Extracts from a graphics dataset
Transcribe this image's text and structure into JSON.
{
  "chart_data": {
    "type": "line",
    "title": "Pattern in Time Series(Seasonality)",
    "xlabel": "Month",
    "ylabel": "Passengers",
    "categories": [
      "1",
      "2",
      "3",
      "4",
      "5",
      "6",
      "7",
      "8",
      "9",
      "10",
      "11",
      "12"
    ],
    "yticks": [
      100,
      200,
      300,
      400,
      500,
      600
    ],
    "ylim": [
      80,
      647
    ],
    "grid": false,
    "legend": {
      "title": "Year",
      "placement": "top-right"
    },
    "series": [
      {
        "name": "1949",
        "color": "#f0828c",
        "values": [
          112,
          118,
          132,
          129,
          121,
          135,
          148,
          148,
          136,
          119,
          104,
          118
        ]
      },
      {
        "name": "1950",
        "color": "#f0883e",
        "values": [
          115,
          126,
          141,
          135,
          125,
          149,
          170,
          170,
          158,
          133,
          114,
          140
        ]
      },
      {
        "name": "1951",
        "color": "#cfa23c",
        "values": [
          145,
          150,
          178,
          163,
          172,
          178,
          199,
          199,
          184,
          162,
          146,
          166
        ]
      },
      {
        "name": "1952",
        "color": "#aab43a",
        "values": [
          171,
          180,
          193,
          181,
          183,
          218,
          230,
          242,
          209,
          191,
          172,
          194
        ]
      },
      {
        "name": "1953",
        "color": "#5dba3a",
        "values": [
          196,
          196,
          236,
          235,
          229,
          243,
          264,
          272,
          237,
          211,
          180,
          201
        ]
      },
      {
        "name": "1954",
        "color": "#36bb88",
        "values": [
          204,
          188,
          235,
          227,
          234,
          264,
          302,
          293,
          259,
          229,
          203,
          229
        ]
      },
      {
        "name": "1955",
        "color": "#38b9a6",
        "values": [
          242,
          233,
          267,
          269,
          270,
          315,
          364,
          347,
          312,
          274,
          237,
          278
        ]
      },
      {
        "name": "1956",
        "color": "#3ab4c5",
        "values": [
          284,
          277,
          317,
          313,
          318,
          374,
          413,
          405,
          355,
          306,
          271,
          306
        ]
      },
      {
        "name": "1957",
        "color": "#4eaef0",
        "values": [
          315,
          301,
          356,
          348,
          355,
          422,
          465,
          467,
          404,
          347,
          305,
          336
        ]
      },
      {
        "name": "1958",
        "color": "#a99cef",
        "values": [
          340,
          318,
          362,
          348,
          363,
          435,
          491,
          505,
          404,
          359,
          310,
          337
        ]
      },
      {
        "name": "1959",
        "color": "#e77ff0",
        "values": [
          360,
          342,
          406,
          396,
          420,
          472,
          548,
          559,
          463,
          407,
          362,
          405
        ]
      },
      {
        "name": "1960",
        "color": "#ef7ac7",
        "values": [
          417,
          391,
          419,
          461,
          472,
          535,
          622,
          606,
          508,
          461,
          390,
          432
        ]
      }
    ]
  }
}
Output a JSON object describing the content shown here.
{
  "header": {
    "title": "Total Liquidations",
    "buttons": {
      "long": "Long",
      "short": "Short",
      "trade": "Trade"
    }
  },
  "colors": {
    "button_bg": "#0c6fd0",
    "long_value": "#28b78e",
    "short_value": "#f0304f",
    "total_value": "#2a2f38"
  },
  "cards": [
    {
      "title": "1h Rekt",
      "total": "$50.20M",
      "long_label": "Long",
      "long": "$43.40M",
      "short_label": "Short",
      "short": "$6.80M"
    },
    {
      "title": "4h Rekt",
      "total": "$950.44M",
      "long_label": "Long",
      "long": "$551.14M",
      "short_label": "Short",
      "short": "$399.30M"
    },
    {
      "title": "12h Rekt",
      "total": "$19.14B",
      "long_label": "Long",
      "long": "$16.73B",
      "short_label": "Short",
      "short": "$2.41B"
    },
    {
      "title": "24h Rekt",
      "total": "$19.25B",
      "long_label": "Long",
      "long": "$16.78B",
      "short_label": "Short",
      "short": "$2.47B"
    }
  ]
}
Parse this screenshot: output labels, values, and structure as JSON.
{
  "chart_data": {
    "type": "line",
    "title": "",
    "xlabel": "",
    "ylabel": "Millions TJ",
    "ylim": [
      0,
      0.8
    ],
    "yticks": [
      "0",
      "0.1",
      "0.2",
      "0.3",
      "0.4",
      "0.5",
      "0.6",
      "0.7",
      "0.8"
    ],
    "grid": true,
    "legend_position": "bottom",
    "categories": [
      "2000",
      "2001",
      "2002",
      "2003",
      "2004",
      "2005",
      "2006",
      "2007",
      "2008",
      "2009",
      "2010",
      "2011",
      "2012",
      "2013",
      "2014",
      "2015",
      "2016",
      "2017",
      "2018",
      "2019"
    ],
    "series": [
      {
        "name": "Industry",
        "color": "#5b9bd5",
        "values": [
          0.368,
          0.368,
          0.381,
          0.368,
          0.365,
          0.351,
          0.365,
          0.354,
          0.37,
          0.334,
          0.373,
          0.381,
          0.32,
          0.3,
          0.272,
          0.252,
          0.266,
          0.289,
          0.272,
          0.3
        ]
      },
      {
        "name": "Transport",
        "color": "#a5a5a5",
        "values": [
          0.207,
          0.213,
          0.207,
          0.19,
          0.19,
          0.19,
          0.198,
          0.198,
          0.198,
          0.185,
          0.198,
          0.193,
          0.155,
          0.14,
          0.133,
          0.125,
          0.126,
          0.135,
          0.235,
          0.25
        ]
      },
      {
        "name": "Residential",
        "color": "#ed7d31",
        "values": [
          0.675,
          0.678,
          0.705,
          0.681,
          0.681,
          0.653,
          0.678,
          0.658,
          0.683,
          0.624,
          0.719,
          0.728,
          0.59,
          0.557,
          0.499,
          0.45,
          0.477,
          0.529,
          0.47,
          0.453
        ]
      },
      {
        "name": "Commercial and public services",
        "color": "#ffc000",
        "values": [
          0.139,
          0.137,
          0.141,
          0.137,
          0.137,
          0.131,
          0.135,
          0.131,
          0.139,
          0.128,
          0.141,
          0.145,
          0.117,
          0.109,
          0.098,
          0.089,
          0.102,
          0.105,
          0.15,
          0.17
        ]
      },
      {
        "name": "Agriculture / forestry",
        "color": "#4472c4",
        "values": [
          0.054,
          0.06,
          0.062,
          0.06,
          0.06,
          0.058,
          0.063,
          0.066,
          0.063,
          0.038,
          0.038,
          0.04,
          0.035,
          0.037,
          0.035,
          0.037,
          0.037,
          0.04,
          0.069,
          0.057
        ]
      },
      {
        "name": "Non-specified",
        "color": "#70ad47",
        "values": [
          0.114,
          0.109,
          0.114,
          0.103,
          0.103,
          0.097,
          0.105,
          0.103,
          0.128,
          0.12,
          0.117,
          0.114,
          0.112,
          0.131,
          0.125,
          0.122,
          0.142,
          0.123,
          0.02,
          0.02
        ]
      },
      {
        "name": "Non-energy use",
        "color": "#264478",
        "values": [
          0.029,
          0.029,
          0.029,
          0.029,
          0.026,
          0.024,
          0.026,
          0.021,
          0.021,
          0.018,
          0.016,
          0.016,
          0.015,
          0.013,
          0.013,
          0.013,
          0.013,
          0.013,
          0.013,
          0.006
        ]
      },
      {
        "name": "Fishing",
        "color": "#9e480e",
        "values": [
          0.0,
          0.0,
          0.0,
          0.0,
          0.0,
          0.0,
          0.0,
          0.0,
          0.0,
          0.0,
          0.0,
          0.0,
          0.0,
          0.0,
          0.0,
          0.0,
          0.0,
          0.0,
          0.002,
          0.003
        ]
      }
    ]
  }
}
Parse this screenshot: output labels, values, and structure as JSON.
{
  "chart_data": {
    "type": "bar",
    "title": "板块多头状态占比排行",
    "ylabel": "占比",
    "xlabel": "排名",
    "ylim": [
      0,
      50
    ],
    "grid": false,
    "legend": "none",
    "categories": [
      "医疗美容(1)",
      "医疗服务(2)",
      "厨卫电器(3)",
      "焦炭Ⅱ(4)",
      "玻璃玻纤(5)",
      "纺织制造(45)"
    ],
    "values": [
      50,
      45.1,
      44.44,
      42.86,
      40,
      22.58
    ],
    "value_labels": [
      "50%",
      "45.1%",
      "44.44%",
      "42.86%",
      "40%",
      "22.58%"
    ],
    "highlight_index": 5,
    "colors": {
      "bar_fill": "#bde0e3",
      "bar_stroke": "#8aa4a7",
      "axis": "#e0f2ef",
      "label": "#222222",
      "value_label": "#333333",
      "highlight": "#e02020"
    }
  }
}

JOB: Return each line of the listing that holds the string "Rekt".

CORRECT ANSWER:
      "title": "1h Rekt",
      "title": "4h Rekt",
      "title": "12h Rekt",
      "title": "24h Rekt",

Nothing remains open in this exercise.